Among the lines below, list those containing the string "homogênea".

**DATA SUPPLIED:**
'''
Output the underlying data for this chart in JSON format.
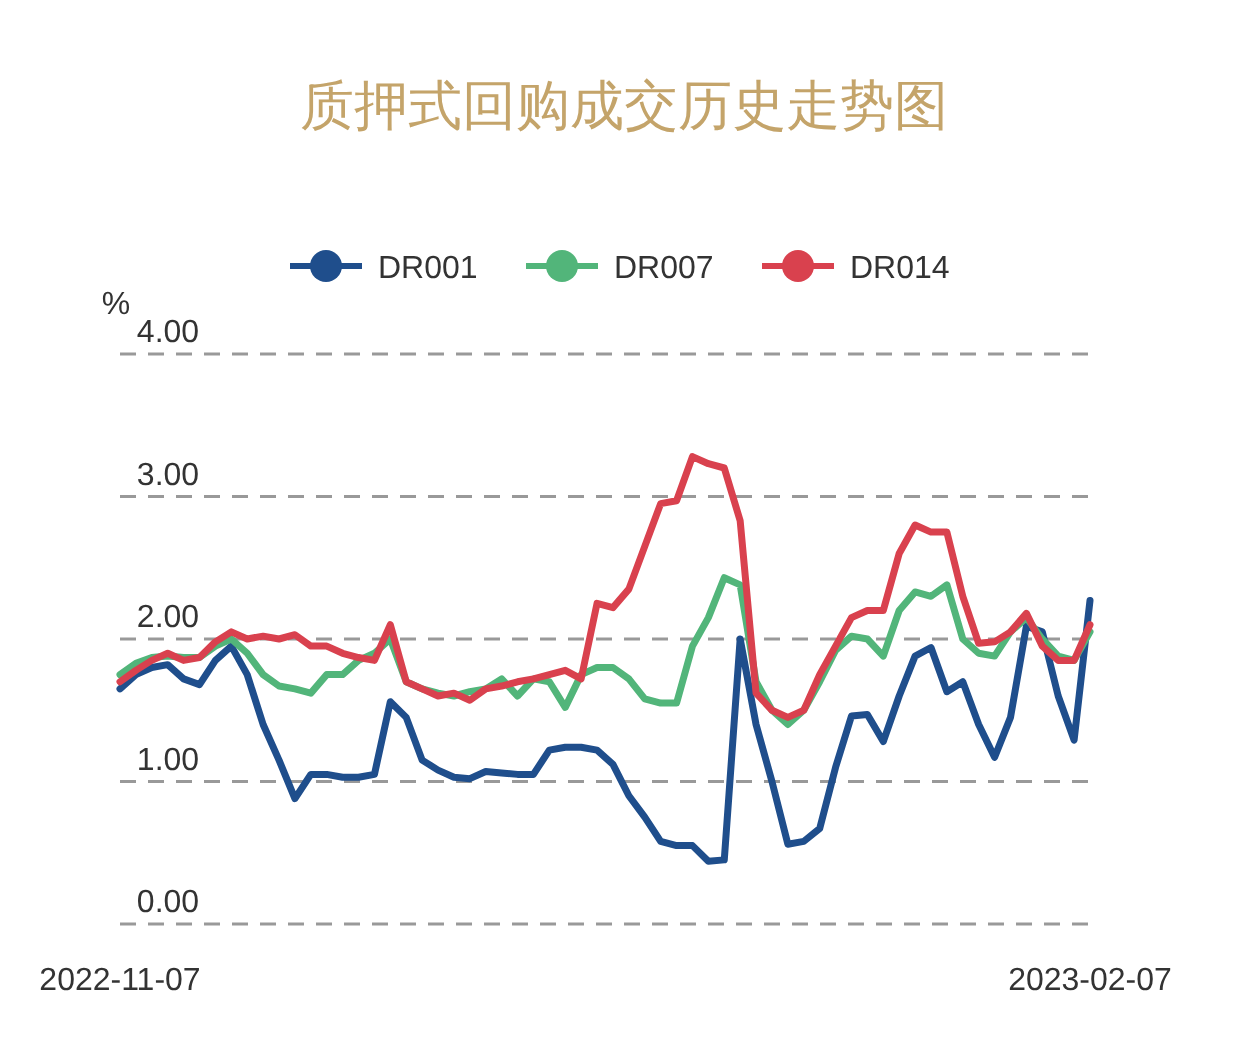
{
  "chart_data": {
    "type": "line",
    "title": "质押式回购成交历史走势图",
    "ylabel": "%",
    "categories": [
      "2022-11-07",
      null,
      null,
      null,
      null,
      null,
      null,
      null,
      null,
      null,
      null,
      null,
      null,
      null,
      null,
      null,
      null,
      null,
      null,
      null,
      null,
      null,
      null,
      null,
      null,
      null,
      null,
      null,
      null,
      null,
      null,
      null,
      null,
      null,
      null,
      null,
      null,
      null,
      null,
      null,
      null,
      null,
      null,
      null,
      null,
      null,
      null,
      null,
      null,
      null,
      null,
      null,
      null,
      null,
      null,
      null,
      null,
      null,
      null,
      null,
      null,
      "2023-02-07"
    ],
    "series": [
      {
        "name": "DR001",
        "color": "#1f4e8c",
        "values": [
          1.65,
          1.75,
          1.8,
          1.82,
          1.72,
          1.68,
          1.85,
          1.95,
          1.75,
          1.4,
          1.15,
          0.88,
          1.05,
          1.05,
          1.03,
          1.03,
          1.05,
          1.56,
          1.45,
          1.15,
          1.08,
          1.03,
          1.02,
          1.07,
          1.06,
          1.05,
          1.05,
          1.22,
          1.24,
          1.24,
          1.22,
          1.12,
          0.9,
          0.75,
          0.58,
          0.55,
          0.55,
          0.44,
          0.45,
          2.0,
          1.4,
          1.0,
          0.56,
          0.58,
          0.67,
          1.1,
          1.46,
          1.47,
          1.28,
          1.6,
          1.88,
          1.94,
          1.63,
          1.7,
          1.4,
          1.17,
          1.45,
          2.09,
          2.05,
          1.6,
          1.29,
          2.27
        ]
      },
      {
        "name": "DR007",
        "color": "#52b57a",
        "values": [
          1.75,
          1.83,
          1.87,
          1.88,
          1.87,
          1.87,
          1.95,
          2.0,
          1.9,
          1.75,
          1.67,
          1.65,
          1.62,
          1.75,
          1.75,
          1.85,
          1.9,
          2.0,
          1.7,
          1.65,
          1.62,
          1.6,
          1.63,
          1.65,
          1.72,
          1.6,
          1.72,
          1.7,
          1.52,
          1.75,
          1.8,
          1.8,
          1.72,
          1.58,
          1.55,
          1.55,
          1.95,
          2.15,
          2.43,
          2.38,
          1.7,
          1.5,
          1.4,
          1.5,
          1.7,
          1.92,
          2.02,
          2.0,
          1.88,
          2.2,
          2.33,
          2.3,
          2.38,
          2.0,
          1.9,
          1.88,
          2.05,
          2.15,
          2.0,
          1.88,
          1.85,
          2.05
        ]
      },
      {
        "name": "DR014",
        "color": "#d9414e",
        "values": [
          1.7,
          1.78,
          1.85,
          1.9,
          1.85,
          1.87,
          1.98,
          2.05,
          2.0,
          2.02,
          2.0,
          2.03,
          1.95,
          1.95,
          1.9,
          1.87,
          1.85,
          2.1,
          1.7,
          1.65,
          1.6,
          1.62,
          1.57,
          1.65,
          1.67,
          1.7,
          1.72,
          1.75,
          1.78,
          1.72,
          2.25,
          2.22,
          2.35,
          2.65,
          2.95,
          2.97,
          3.28,
          3.23,
          3.2,
          2.83,
          1.62,
          1.5,
          1.45,
          1.5,
          1.75,
          1.95,
          2.15,
          2.2,
          2.2,
          2.6,
          2.8,
          2.75,
          2.75,
          2.3,
          1.97,
          1.98,
          2.05,
          2.18,
          1.95,
          1.85,
          1.85,
          2.1
        ]
      }
    ],
    "ylim": [
      0,
      4
    ],
    "yticks": [
      {
        "value": 0,
        "label": "0.00"
      },
      {
        "value": 1,
        "label": "1.00"
      },
      {
        "value": 2,
        "label": "2.00"
      },
      {
        "value": 3,
        "label": "3.00"
      },
      {
        "value": 4,
        "label": "4.00"
      }
    ],
    "grid": "y",
    "legend": "top",
    "marker": "none",
    "line_style": "solid"
  }
}
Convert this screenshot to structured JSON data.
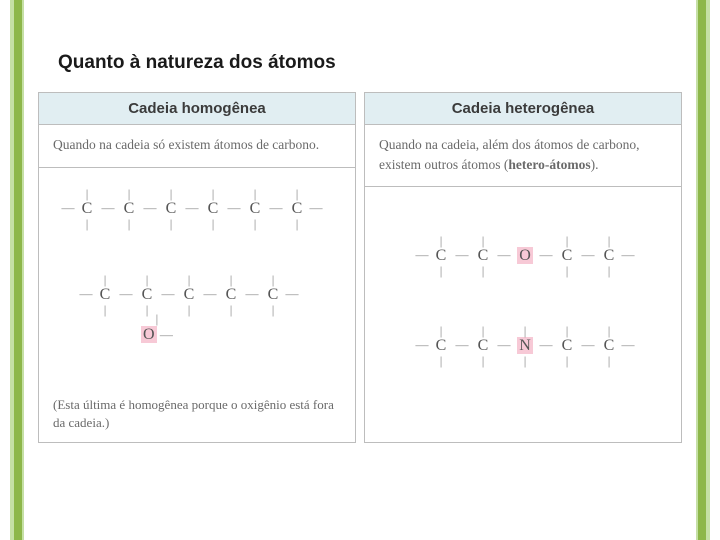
{
  "colors": {
    "bar_light": "#c5e0a5",
    "bar_dark": "#8db74a",
    "header_bg": "#e1eef2",
    "border": "#bdbdbd",
    "text_title": "#1a1a1a",
    "text_body": "#6a6a6a",
    "text_atom": "#555555",
    "highlight": "#f7c9d6"
  },
  "title": "Quanto à natureza dos átomos",
  "left_panel": {
    "header": "Cadeia homogênea",
    "desc": "Quando na cadeia só existem átomos de carbono.",
    "chain1": {
      "atoms": [
        "C",
        "C",
        "C",
        "C",
        "C",
        "C"
      ],
      "highlight_indices": [],
      "vertical_all": true
    },
    "chain2": {
      "atoms": [
        "C",
        "C",
        "C",
        "C",
        "C"
      ],
      "highlight_indices": [],
      "vertical_all": true,
      "pendant": {
        "below_index": 1,
        "label": "O",
        "highlight": true
      }
    },
    "footnote": "(Esta última é homogênea porque o oxigênio está fora da cadeia.)"
  },
  "right_panel": {
    "header": "Cadeia heterogênea",
    "desc_html": "Quando na cadeia, além dos átomos de carbono, existem outros átomos (<b>hetero-átomos</b>).",
    "chain1": {
      "atoms": [
        "C",
        "C",
        "O",
        "C",
        "C"
      ],
      "highlight_indices": [
        2
      ],
      "vertical_skip": [
        2
      ]
    },
    "chain2": {
      "atoms": [
        "C",
        "C",
        "N",
        "C",
        "C"
      ],
      "highlight_indices": [
        2
      ],
      "vertical_skip": []
    }
  }
}
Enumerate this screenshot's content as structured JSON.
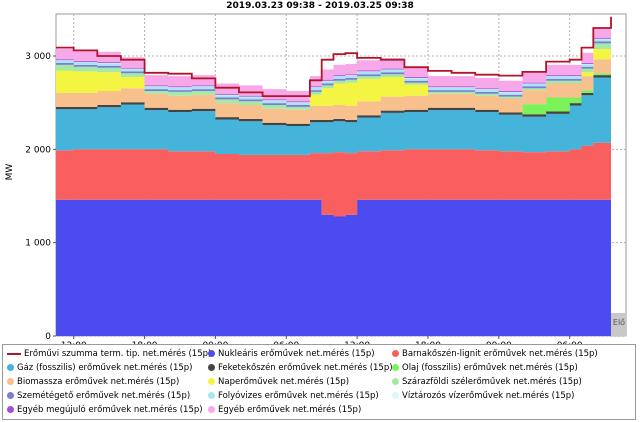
{
  "chart_data": {
    "type": "area",
    "title": "2019.03.23 09:38 - 2019.03.25 09:38",
    "ylabel": "MW",
    "ylim": [
      0,
      3450
    ],
    "yticks": [
      0,
      1000,
      2000,
      3000
    ],
    "ytick_labels": [
      "0",
      "1 000",
      "2 000",
      "3 000"
    ],
    "xlim": [
      10.5,
      57.5
    ],
    "xticks": [
      12,
      18,
      24,
      30,
      36,
      42,
      48,
      54
    ],
    "xtick_labels": [
      "12:00",
      "18:00",
      "00:00",
      "06:00",
      "12:00",
      "18:00",
      "00:00",
      "06:00"
    ],
    "end_label": "Elő",
    "grid": true,
    "x": [
      10.5,
      12,
      14,
      16,
      18,
      20,
      22,
      24,
      26,
      28,
      30,
      32,
      33,
      34,
      35,
      36,
      38,
      40,
      42,
      44,
      46,
      48,
      50,
      52,
      54,
      55,
      56,
      57.5
    ],
    "series": [
      {
        "name": "Nukleáris erőművek net.mérés (15p)",
        "color": "#4b4bf0",
        "values": [
          1460,
          1460,
          1460,
          1460,
          1460,
          1460,
          1460,
          1460,
          1460,
          1460,
          1460,
          1460,
          1300,
          1280,
          1300,
          1460,
          1460,
          1460,
          1460,
          1460,
          1460,
          1460,
          1460,
          1460,
          1460,
          1460,
          1460,
          1460
        ]
      },
      {
        "name": "Barnakőszén-lignit erőművek net.mérés (15p)",
        "color": "#fa5f5f",
        "values": [
          530,
          540,
          540,
          540,
          540,
          520,
          520,
          490,
          480,
          480,
          480,
          500,
          660,
          690,
          660,
          520,
          530,
          540,
          540,
          540,
          530,
          520,
          510,
          520,
          540,
          580,
          610,
          630
        ]
      },
      {
        "name": "Gáz (fosszilis) erőművek net.mérés (15p)",
        "color": "#45b4da",
        "values": [
          440,
          430,
          450,
          480,
          420,
          420,
          430,
          370,
          360,
          320,
          310,
          330,
          330,
          330,
          330,
          360,
          400,
          400,
          420,
          420,
          410,
          390,
          380,
          400,
          470,
          540,
          700,
          880
        ]
      },
      {
        "name": "Feketekőszén erőművek net.mérés (15p)",
        "color": "#444444",
        "values": [
          25,
          25,
          25,
          25,
          25,
          25,
          25,
          25,
          25,
          25,
          25,
          25,
          25,
          25,
          25,
          25,
          25,
          25,
          25,
          25,
          25,
          25,
          25,
          25,
          25,
          25,
          25,
          25
        ]
      },
      {
        "name": "Olaj (fosszilis) erőművek net.mérés (15p)",
        "color": "#7cf25a",
        "values": [
          0,
          0,
          0,
          0,
          0,
          0,
          0,
          0,
          0,
          0,
          0,
          0,
          0,
          0,
          0,
          0,
          0,
          0,
          0,
          0,
          0,
          0,
          110,
          150,
          60,
          30,
          20,
          10
        ]
      },
      {
        "name": "Biomassza erőművek net.mérés (15p)",
        "color": "#f7c08c",
        "values": [
          150,
          150,
          150,
          150,
          150,
          150,
          150,
          150,
          150,
          150,
          150,
          150,
          150,
          150,
          150,
          150,
          150,
          150,
          150,
          150,
          150,
          150,
          150,
          150,
          150,
          150,
          150,
          150
        ]
      },
      {
        "name": "Naperőművek net.mérés (15p)",
        "color": "#f4f442",
        "values": [
          240,
          230,
          200,
          120,
          0,
          0,
          0,
          0,
          0,
          0,
          0,
          120,
          190,
          230,
          250,
          240,
          210,
          120,
          0,
          0,
          0,
          0,
          0,
          0,
          0,
          40,
          110,
          130
        ]
      },
      {
        "name": "Szárazföldi szélerőművek net.mérés (15p)",
        "color": "#a6e8a6",
        "values": [
          60,
          50,
          50,
          40,
          30,
          40,
          40,
          40,
          40,
          40,
          30,
          30,
          30,
          30,
          30,
          30,
          30,
          20,
          20,
          20,
          20,
          20,
          20,
          30,
          30,
          40,
          60,
          70
        ]
      },
      {
        "name": "Szemétégető erőművek net.mérés (15p)",
        "color": "#7c7cd6",
        "values": [
          20,
          20,
          20,
          20,
          20,
          20,
          20,
          20,
          20,
          20,
          20,
          20,
          20,
          20,
          20,
          20,
          20,
          20,
          20,
          20,
          20,
          20,
          20,
          20,
          20,
          20,
          20,
          20
        ]
      },
      {
        "name": "Folyóvizes erőművek net.mérés (15p)",
        "color": "#a8e6f4",
        "values": [
          25,
          25,
          25,
          25,
          25,
          25,
          25,
          25,
          25,
          25,
          25,
          25,
          25,
          25,
          25,
          25,
          25,
          25,
          25,
          25,
          25,
          25,
          25,
          25,
          25,
          25,
          25,
          25
        ]
      },
      {
        "name": "Víztározós vízerőművek net.mérés (15p)",
        "color": "#e0f6fb",
        "values": [
          5,
          5,
          5,
          5,
          5,
          5,
          5,
          5,
          5,
          5,
          5,
          5,
          5,
          5,
          5,
          5,
          5,
          5,
          5,
          5,
          5,
          5,
          5,
          5,
          5,
          5,
          5,
          5
        ]
      },
      {
        "name": "Egyéb megújuló erőművek net.mérés (15p)",
        "color": "#a24bd6",
        "values": [
          10,
          10,
          10,
          10,
          10,
          10,
          10,
          10,
          10,
          10,
          10,
          10,
          10,
          10,
          10,
          10,
          10,
          10,
          10,
          10,
          10,
          10,
          10,
          10,
          10,
          10,
          10,
          10
        ]
      },
      {
        "name": "Egyéb erőművek net.mérés (15p)",
        "color": "#f7a8e8",
        "values": [
          110,
          110,
          110,
          110,
          110,
          110,
          110,
          110,
          110,
          110,
          110,
          110,
          110,
          110,
          110,
          110,
          110,
          110,
          110,
          110,
          110,
          110,
          110,
          110,
          110,
          110,
          110,
          110
        ]
      }
    ],
    "line_series": {
      "name": "Erőművi szumma term. tip. net.mérés (15p)",
      "color": "#b3142a",
      "values": [
        3090,
        3060,
        3000,
        2960,
        2820,
        2810,
        2760,
        2660,
        2610,
        2570,
        2570,
        2740,
        2960,
        3020,
        3030,
        2980,
        2960,
        2880,
        2840,
        2820,
        2800,
        2790,
        2830,
        2940,
        2960,
        3090,
        3300,
        3420
      ]
    }
  }
}
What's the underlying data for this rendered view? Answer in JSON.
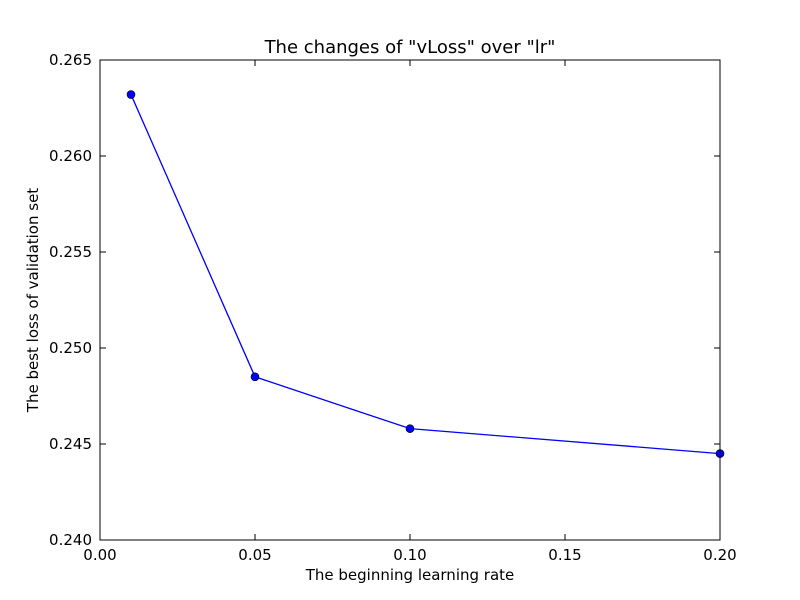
'''
**COMPLETE RESPONSE:**
    "header": "Cadeia homogênea",
    "footnote": "(Esta última é homogênea porque o oxigênio está fora da cadeia.)"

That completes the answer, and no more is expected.